● GIVEN EXERCISE
Of the lines listed below, how many contain the string "Searches"? Answer with the number alone.

## Start

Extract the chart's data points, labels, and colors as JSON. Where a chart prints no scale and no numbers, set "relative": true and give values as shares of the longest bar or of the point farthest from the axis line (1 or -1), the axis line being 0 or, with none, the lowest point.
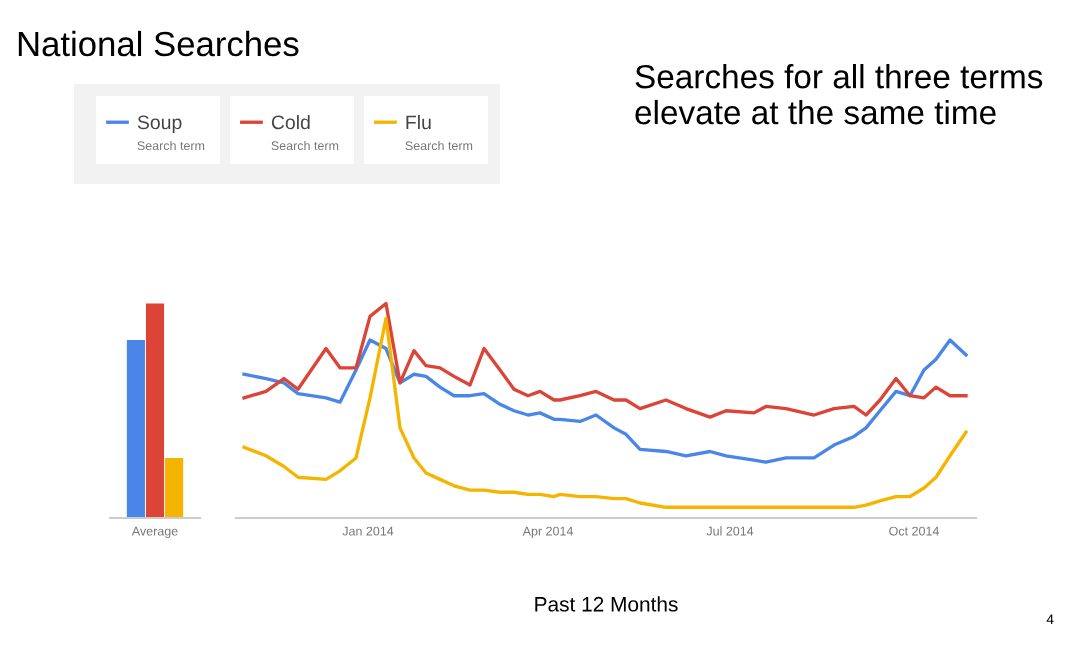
{
  "chart_data": [
    {
      "type": "bar",
      "title": "National Searches",
      "categories": [
        "Average"
      ],
      "relative": true,
      "series": [
        {
          "color": "#4a86e8",
          "values": [
            0.83
          ]
        },
        {
          "color": "#db4437",
          "values": [
            1
          ]
        },
        {
          "color": "#f4b400",
          "values": [
            0.28
          ]
        }
      ]
    },
    {
      "type": "line",
      "relative": true,
      "xlabel": "Past 12 Months",
      "legend": "top left",
      "marker": "none",
      "line_style": "solid",
      "xlim": [
        "2013-10-27",
        "2014-11-01"
      ],
      "xticks": [
        {
          "value": "2014-01-01",
          "label": "Jan 2014"
        },
        {
          "value": "2014-04-01",
          "label": "Apr 2014"
        },
        {
          "value": "2014-07-01",
          "label": "Jul 2014"
        },
        {
          "value": "2014-10-01",
          "label": "Oct 2014"
        }
      ],
      "x": [
        "2013-10-31",
        "2013-11-11",
        "2013-11-20",
        "2013-11-27",
        "2013-12-11",
        "2013-12-18",
        "2013-12-26",
        "2014-01-02",
        "2014-01-10",
        "2014-01-17",
        "2014-01-24",
        "2014-01-30",
        "2014-02-06",
        "2014-02-13",
        "2014-02-21",
        "2014-02-28",
        "2014-03-08",
        "2014-03-15",
        "2014-03-22",
        "2014-03-28",
        "2014-04-04",
        "2014-04-07",
        "2014-04-17",
        "2014-04-25",
        "2014-05-04",
        "2014-05-10",
        "2014-05-17",
        "2014-05-30",
        "2014-06-09",
        "2014-06-21",
        "2014-06-29",
        "2014-07-13",
        "2014-07-19",
        "2014-07-29",
        "2014-08-12",
        "2014-08-22",
        "2014-09-01",
        "2014-09-07",
        "2014-09-14",
        "2014-09-22",
        "2014-09-29",
        "2014-10-06",
        "2014-10-12",
        "2014-10-19",
        "2014-10-27"
      ],
      "series": [
        {
          "name": "Soup",
          "color": "#4a86e8",
          "values": [
            0.67,
            0.65,
            0.63,
            0.58,
            0.56,
            0.54,
            0.69,
            0.83,
            0.79,
            0.63,
            0.67,
            0.66,
            0.61,
            0.57,
            0.57,
            0.58,
            0.53,
            0.5,
            0.48,
            0.49,
            0.46,
            0.46,
            0.45,
            0.48,
            0.42,
            0.39,
            0.32,
            0.31,
            0.29,
            0.31,
            0.29,
            0.27,
            0.26,
            0.28,
            0.28,
            0.34,
            0.38,
            0.42,
            0.5,
            0.59,
            0.57,
            0.69,
            0.74,
            0.83,
            0.76
          ]
        },
        {
          "name": "Cold",
          "color": "#db4437",
          "values": [
            0.56,
            0.59,
            0.65,
            0.6,
            0.79,
            0.7,
            0.7,
            0.94,
            1.0,
            0.63,
            0.78,
            0.71,
            0.7,
            0.66,
            0.62,
            0.79,
            0.69,
            0.6,
            0.57,
            0.59,
            0.55,
            0.55,
            0.57,
            0.59,
            0.55,
            0.55,
            0.51,
            0.55,
            0.51,
            0.47,
            0.5,
            0.49,
            0.52,
            0.51,
            0.48,
            0.51,
            0.52,
            0.48,
            0.55,
            0.65,
            0.57,
            0.56,
            0.61,
            0.57,
            0.57
          ]
        },
        {
          "name": "Flu",
          "color": "#f4b400",
          "values": [
            0.33,
            0.29,
            0.24,
            0.19,
            0.18,
            0.22,
            0.28,
            0.56,
            0.93,
            0.42,
            0.28,
            0.21,
            0.18,
            0.15,
            0.13,
            0.13,
            0.12,
            0.12,
            0.11,
            0.11,
            0.1,
            0.11,
            0.1,
            0.1,
            0.09,
            0.09,
            0.07,
            0.05,
            0.05,
            0.05,
            0.05,
            0.05,
            0.05,
            0.05,
            0.05,
            0.05,
            0.05,
            0.06,
            0.08,
            0.1,
            0.1,
            0.14,
            0.19,
            0.29,
            0.4
          ]
        }
      ],
      "annotations": [
        "Searches for all three terms elevate at the same time",
        "Search term",
        "Search term",
        "Search term",
        "4"
      ]
    }
  ]
}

## End

● SOLUTION TO THIS PROBLEM
2